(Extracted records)
☆ ☆ ☆
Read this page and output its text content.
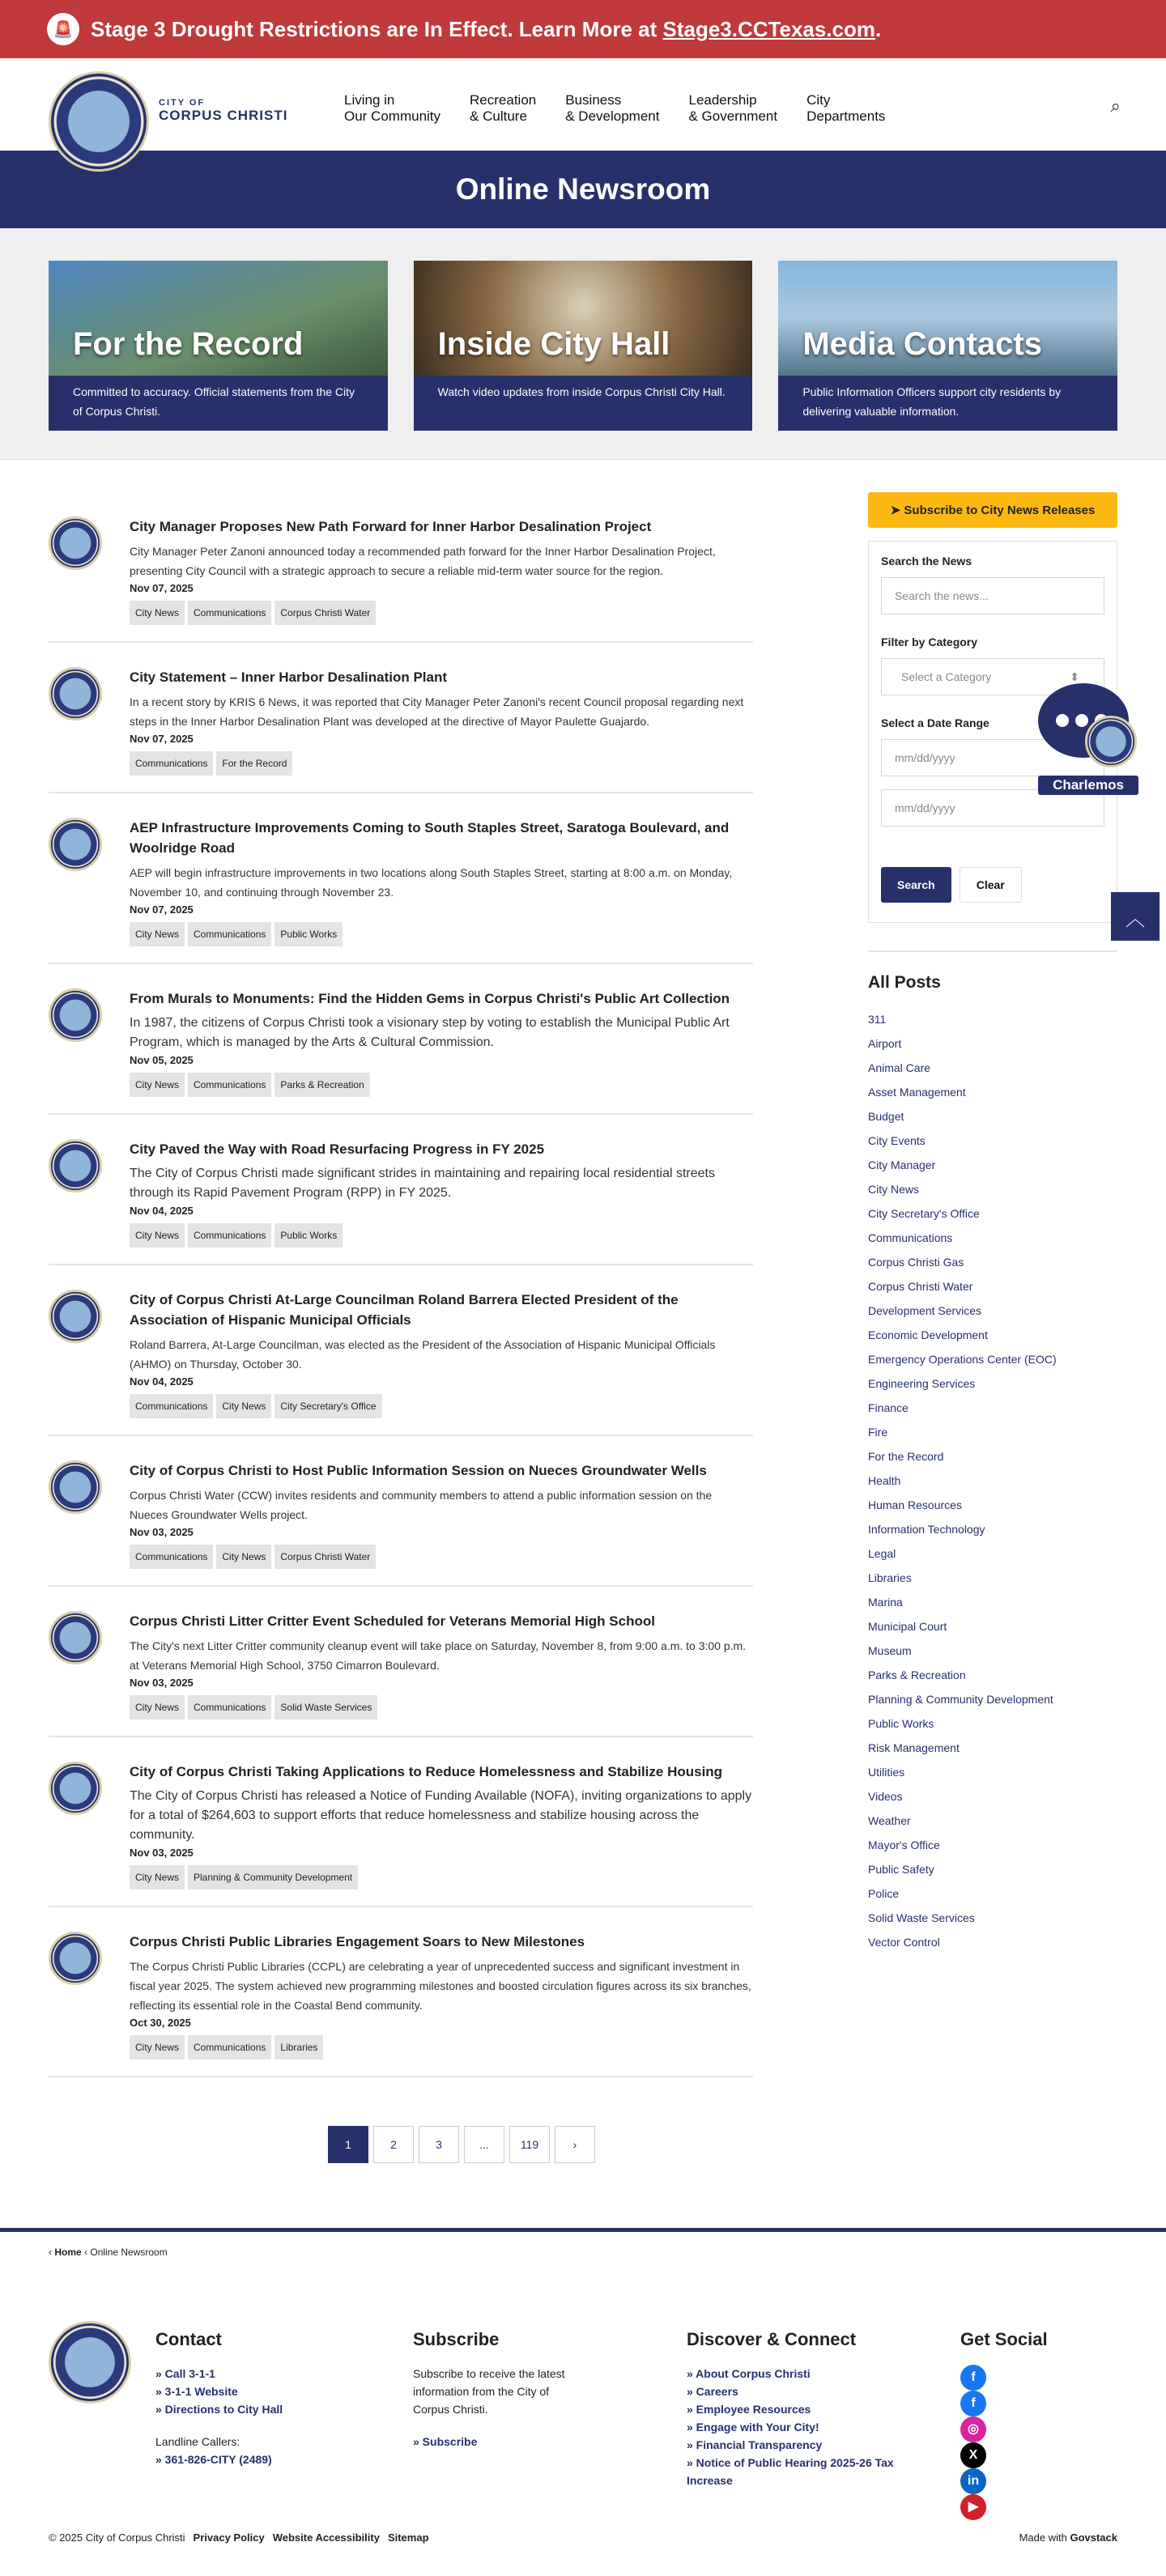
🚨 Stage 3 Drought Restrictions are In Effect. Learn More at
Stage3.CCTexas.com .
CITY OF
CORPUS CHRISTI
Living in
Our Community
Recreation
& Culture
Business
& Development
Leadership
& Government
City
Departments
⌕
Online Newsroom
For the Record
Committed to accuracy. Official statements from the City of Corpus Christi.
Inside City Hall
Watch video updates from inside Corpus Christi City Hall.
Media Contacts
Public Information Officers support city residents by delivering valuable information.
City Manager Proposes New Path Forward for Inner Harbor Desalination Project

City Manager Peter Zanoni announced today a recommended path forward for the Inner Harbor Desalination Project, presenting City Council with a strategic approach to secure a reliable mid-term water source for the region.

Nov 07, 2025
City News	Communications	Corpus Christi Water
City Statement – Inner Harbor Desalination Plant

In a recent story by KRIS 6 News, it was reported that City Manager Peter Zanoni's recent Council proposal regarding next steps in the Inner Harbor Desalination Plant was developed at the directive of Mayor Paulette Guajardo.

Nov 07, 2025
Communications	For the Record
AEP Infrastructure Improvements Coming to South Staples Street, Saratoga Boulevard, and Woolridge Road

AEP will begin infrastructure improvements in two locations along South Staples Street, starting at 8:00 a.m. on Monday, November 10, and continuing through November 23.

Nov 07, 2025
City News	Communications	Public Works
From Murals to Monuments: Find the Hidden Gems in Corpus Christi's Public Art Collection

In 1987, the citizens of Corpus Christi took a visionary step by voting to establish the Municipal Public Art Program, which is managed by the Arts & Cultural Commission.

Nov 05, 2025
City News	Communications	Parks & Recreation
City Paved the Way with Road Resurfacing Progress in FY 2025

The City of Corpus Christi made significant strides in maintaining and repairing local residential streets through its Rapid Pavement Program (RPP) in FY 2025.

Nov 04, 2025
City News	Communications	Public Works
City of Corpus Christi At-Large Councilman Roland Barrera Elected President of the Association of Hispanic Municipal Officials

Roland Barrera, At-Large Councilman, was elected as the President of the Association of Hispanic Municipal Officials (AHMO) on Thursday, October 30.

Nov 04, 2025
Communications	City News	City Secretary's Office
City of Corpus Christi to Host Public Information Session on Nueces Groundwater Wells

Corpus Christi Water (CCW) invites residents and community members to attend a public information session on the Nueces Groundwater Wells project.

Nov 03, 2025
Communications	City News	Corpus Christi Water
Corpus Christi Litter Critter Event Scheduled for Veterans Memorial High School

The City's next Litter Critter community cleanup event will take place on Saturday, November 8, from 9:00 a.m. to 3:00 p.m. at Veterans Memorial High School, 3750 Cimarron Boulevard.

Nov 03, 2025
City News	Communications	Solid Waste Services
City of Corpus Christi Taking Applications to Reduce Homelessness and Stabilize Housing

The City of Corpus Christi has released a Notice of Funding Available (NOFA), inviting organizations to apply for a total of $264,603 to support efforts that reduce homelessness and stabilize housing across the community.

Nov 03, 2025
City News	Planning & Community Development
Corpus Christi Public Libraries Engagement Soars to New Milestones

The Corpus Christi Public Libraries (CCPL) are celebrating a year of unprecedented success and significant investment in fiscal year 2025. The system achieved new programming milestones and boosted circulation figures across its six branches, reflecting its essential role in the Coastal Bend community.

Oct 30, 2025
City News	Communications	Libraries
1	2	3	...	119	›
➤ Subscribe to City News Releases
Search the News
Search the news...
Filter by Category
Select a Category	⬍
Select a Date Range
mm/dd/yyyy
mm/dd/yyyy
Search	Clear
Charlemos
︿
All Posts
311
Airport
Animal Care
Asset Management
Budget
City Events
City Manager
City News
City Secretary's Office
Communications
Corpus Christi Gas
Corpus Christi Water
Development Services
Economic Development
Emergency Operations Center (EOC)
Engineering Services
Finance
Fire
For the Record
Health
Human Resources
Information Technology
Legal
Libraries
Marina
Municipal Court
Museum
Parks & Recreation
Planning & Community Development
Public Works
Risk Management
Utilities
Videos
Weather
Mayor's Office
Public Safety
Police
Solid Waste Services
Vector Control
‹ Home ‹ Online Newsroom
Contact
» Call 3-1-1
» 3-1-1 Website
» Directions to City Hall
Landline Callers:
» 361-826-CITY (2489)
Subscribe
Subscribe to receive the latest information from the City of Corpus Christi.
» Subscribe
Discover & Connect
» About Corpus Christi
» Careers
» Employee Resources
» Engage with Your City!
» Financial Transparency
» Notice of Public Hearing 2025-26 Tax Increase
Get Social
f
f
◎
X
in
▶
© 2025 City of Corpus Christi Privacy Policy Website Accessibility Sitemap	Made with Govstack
☆ ☆ ☆
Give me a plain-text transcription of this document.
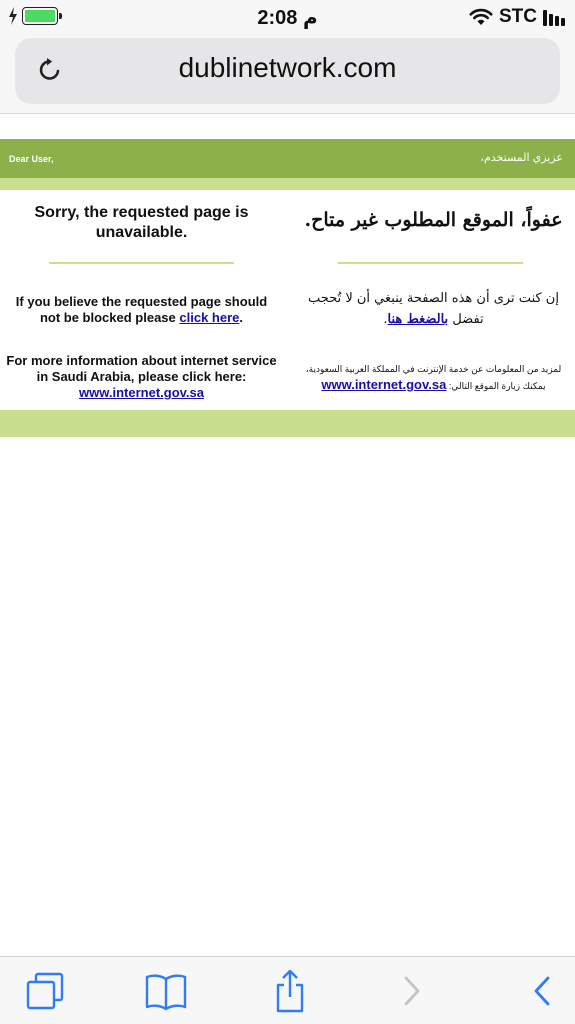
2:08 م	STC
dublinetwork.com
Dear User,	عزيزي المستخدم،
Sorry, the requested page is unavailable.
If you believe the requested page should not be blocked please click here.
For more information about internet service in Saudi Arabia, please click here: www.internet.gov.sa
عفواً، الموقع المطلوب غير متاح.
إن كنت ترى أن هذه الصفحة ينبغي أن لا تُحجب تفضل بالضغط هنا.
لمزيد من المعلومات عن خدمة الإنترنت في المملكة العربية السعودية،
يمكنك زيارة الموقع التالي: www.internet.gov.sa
☆ ☆ ☆
- [WHAT IS ASKED]: Pick out lines containing the word "Memorial", each one as written.

- [RESPONSE TO THIS EXERCISE]:
Corpus Christi Litter Critter Event Scheduled for Veterans Memorial High School
The City's next Litter Critter community cleanup event will take place on Saturday, November 8, from 9:00 a.m. to 3:00 p.m. at Veterans Memorial High School, 3750 Cimarron Boulevard.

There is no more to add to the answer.